(Stored data entries)

****

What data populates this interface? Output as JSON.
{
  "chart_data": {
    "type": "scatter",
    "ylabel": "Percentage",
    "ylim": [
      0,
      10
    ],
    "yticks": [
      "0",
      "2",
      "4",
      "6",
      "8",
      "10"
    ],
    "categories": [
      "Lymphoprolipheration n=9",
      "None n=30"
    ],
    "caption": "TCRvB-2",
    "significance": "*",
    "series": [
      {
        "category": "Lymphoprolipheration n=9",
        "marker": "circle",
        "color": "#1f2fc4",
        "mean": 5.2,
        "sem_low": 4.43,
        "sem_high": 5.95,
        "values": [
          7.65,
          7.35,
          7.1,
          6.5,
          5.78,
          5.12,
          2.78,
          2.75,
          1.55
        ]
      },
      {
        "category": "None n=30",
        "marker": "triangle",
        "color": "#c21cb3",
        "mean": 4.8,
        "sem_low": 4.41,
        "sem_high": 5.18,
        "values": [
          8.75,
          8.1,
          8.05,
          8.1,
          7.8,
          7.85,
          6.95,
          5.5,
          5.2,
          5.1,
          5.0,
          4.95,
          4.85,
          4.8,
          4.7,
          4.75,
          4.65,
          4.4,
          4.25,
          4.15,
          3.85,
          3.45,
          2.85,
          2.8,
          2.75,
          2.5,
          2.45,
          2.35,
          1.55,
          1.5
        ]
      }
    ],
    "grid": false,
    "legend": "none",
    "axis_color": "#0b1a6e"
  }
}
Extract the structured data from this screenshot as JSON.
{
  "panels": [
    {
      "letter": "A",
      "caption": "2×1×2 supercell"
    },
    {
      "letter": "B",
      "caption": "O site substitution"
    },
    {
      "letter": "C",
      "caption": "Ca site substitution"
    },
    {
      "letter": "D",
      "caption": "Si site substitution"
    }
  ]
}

****

**Exercise description**
Repeat the entries above exactly, leaving nothing out.

**Output of the exercise**
What data populates this interface? Output as JSON.
{
  "chart_data": {
    "type": "scatter",
    "ylabel": "Percentage",
    "ylim": [
      0,
      10
    ],
    "yticks": [
      "0",
      "2",
      "4",
      "6",
      "8",
      "10"
    ],
    "categories": [
      "Lymphoprolipheration n=9",
      "None n=30"
    ],
    "caption": "TCRvB-2",
    "significance": "*",
    "series": [
      {
        "category": "Lymphoprolipheration n=9",
        "marker": "circle",
        "color": "#1f2fc4",
        "mean": 5.2,
        "sem_low": 4.43,
        "sem_high": 5.95,
        "values": [
          7.65,
          7.35,
          7.1,
          6.5,
          5.78,
          5.12,
          2.78,
          2.75,
          1.55
        ]
      },
      {
        "category": "None n=30",
        "marker": "triangle",
        "color": "#c21cb3",
        "mean": 4.8,
        "sem_low": 4.41,
        "sem_high": 5.18,
        "values": [
          8.75,
          8.1,
          8.05,
          8.1,
          7.8,
          7.85,
          6.95,
          5.5,
          5.2,
          5.1,
          5.0,
          4.95,
          4.85,
          4.8,
          4.7,
          4.75,
          4.65,
          4.4,
          4.25,
          4.15,
          3.85,
          3.45,
          2.85,
          2.8,
          2.75,
          2.5,
          2.45,
          2.35,
          1.55,
          1.5
        ]
      }
    ],
    "grid": false,
    "legend": "none",
    "axis_color": "#0b1a6e"
  }
}
Extract the structured data from this screenshot as JSON.
{
  "panels": [
    {
      "letter": "A",
      "caption": "2×1×2 supercell"
    },
    {
      "letter": "B",
      "caption": "O site substitution"
    },
    {
      "letter": "C",
      "caption": "Ca site substitution"
    },
    {
      "letter": "D",
      "caption": "Si site substitution"
    }
  ]
}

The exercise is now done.